• _Problem statement_
Please repeat all of the listing exactly.

____ Data to use

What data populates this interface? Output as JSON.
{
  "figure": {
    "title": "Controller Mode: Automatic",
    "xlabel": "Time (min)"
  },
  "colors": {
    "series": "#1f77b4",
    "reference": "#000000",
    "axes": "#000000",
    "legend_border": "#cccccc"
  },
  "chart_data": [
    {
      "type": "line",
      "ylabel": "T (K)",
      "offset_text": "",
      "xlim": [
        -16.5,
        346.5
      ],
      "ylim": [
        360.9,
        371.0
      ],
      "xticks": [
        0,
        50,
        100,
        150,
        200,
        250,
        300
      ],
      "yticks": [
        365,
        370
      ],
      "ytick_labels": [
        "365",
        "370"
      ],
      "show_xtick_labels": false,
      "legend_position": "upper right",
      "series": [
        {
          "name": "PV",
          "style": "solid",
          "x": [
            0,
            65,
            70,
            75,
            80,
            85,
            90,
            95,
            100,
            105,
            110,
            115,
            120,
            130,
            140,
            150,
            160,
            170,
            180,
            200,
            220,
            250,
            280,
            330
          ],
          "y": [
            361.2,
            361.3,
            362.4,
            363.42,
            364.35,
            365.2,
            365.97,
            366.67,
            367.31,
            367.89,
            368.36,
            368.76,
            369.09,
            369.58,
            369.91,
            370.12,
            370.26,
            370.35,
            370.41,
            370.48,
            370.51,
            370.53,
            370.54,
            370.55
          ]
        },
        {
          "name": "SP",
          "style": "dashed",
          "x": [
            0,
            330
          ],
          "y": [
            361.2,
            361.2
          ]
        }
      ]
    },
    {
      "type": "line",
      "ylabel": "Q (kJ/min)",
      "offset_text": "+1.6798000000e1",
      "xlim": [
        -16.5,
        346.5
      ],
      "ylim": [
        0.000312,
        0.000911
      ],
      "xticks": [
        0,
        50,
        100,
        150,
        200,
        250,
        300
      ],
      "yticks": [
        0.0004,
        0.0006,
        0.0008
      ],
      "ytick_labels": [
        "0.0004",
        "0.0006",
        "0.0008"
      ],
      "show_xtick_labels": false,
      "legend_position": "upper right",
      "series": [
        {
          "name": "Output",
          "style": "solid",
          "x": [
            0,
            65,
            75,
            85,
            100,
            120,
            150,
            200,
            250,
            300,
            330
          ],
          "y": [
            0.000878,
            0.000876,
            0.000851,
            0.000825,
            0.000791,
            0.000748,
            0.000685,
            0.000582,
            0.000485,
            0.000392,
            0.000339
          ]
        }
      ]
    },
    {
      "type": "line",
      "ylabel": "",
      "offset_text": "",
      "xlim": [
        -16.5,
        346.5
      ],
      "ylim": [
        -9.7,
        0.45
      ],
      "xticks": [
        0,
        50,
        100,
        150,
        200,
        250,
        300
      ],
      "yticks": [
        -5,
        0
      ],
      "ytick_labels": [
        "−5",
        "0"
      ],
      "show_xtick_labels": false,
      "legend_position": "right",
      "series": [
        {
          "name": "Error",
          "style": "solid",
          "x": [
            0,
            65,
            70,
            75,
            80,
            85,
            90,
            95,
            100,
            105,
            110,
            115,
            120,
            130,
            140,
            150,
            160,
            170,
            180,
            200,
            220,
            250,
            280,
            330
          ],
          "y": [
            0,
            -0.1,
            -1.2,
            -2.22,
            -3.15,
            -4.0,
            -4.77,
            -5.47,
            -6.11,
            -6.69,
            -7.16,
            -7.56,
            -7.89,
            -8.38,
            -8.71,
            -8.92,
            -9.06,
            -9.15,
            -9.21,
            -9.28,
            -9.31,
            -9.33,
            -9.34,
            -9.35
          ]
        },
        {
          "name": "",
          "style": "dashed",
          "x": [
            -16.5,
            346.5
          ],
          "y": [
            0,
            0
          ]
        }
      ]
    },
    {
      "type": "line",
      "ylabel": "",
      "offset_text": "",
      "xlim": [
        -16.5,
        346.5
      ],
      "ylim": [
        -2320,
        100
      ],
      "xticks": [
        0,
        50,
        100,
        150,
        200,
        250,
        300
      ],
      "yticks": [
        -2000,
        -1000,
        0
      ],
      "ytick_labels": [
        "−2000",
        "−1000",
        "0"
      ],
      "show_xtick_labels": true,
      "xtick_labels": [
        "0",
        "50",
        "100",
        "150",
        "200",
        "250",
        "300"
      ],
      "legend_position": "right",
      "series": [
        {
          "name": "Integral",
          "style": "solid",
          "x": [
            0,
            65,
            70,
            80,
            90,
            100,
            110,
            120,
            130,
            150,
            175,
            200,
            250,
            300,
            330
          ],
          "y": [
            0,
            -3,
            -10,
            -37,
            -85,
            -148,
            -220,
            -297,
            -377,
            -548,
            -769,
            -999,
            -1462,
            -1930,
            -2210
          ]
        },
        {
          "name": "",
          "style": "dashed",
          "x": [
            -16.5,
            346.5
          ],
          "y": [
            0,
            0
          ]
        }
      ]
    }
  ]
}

________

• _Response below_
What data populates this interface? Output as JSON.
{
  "figure": {
    "title": "Controller Mode: Automatic",
    "xlabel": "Time (min)"
  },
  "colors": {
    "series": "#1f77b4",
    "reference": "#000000",
    "axes": "#000000",
    "legend_border": "#cccccc"
  },
  "chart_data": [
    {
      "type": "line",
      "ylabel": "T (K)",
      "offset_text": "",
      "xlim": [
        -16.5,
        346.5
      ],
      "ylim": [
        360.9,
        371.0
      ],
      "xticks": [
        0,
        50,
        100,
        150,
        200,
        250,
        300
      ],
      "yticks": [
        365,
        370
      ],
      "ytick_labels": [
        "365",
        "370"
      ],
      "show_xtick_labels": false,
      "legend_position": "upper right",
      "series": [
        {
          "name": "PV",
          "style": "solid",
          "x": [
            0,
            65,
            70,
            75,
            80,
            85,
            90,
            95,
            100,
            105,
            110,
            115,
            120,
            130,
            140,
            150,
            160,
            170,
            180,
            200,
            220,
            250,
            280,
            330
          ],
          "y": [
            361.2,
            361.3,
            362.4,
            363.42,
            364.35,
            365.2,
            365.97,
            366.67,
            367.31,
            367.89,
            368.36,
            368.76,
            369.09,
            369.58,
            369.91,
            370.12,
            370.26,
            370.35,
            370.41,
            370.48,
            370.51,
            370.53,
            370.54,
            370.55
          ]
        },
        {
          "name": "SP",
          "style": "dashed",
          "x": [
            0,
            330
          ],
          "y": [
            361.2,
            361.2
          ]
        }
      ]
    },
    {
      "type": "line",
      "ylabel": "Q (kJ/min)",
      "offset_text": "+1.6798000000e1",
      "xlim": [
        -16.5,
        346.5
      ],
      "ylim": [
        0.000312,
        0.000911
      ],
      "xticks": [
        0,
        50,
        100,
        150,
        200,
        250,
        300
      ],
      "yticks": [
        0.0004,
        0.0006,
        0.0008
      ],
      "ytick_labels": [
        "0.0004",
        "0.0006",
        "0.0008"
      ],
      "show_xtick_labels": false,
      "legend_position": "upper right",
      "series": [
        {
          "name": "Output",
          "style": "solid",
          "x": [
            0,
            65,
            75,
            85,
            100,
            120,
            150,
            200,
            250,
            300,
            330
          ],
          "y": [
            0.000878,
            0.000876,
            0.000851,
            0.000825,
            0.000791,
            0.000748,
            0.000685,
            0.000582,
            0.000485,
            0.000392,
            0.000339
          ]
        }
      ]
    },
    {
      "type": "line",
      "ylabel": "",
      "offset_text": "",
      "xlim": [
        -16.5,
        346.5
      ],
      "ylim": [
        -9.7,
        0.45
      ],
      "xticks": [
        0,
        50,
        100,
        150,
        200,
        250,
        300
      ],
      "yticks": [
        -5,
        0
      ],
      "ytick_labels": [
        "−5",
        "0"
      ],
      "show_xtick_labels": false,
      "legend_position": "right",
      "series": [
        {
          "name": "Error",
          "style": "solid",
          "x": [
            0,
            65,
            70,
            75,
            80,
            85,
            90,
            95,
            100,
            105,
            110,
            115,
            120,
            130,
            140,
            150,
            160,
            170,
            180,
            200,
            220,
            250,
            280,
            330
          ],
          "y": [
            0,
            -0.1,
            -1.2,
            -2.22,
            -3.15,
            -4.0,
            -4.77,
            -5.47,
            -6.11,
            -6.69,
            -7.16,
            -7.56,
            -7.89,
            -8.38,
            -8.71,
            -8.92,
            -9.06,
            -9.15,
            -9.21,
            -9.28,
            -9.31,
            -9.33,
            -9.34,
            -9.35
          ]
        },
        {
          "name": "",
          "style": "dashed",
          "x": [
            -16.5,
            346.5
          ],
          "y": [
            0,
            0
          ]
        }
      ]
    },
    {
      "type": "line",
      "ylabel": "",
      "offset_text": "",
      "xlim": [
        -16.5,
        346.5
      ],
      "ylim": [
        -2320,
        100
      ],
      "xticks": [
        0,
        50,
        100,
        150,
        200,
        250,
        300
      ],
      "yticks": [
        -2000,
        -1000,
        0
      ],
      "ytick_labels": [
        "−2000",
        "−1000",
        "0"
      ],
      "show_xtick_labels": true,
      "xtick_labels": [
        "0",
        "50",
        "100",
        "150",
        "200",
        "250",
        "300"
      ],
      "legend_position": "right",
      "series": [
        {
          "name": "Integral",
          "style": "solid",
          "x": [
            0,
            65,
            70,
            80,
            90,
            100,
            110,
            120,
            130,
            150,
            175,
            200,
            250,
            300,
            330
          ],
          "y": [
            0,
            -3,
            -10,
            -37,
            -85,
            -148,
            -220,
            -297,
            -377,
            -548,
            -769,
            -999,
            -1462,
            -1930,
            -2210
          ]
        },
        {
          "name": "",
          "style": "dashed",
          "x": [
            -16.5,
            346.5
          ],
          "y": [
            0,
            0
          ]
        }
      ]
    }
  ]
}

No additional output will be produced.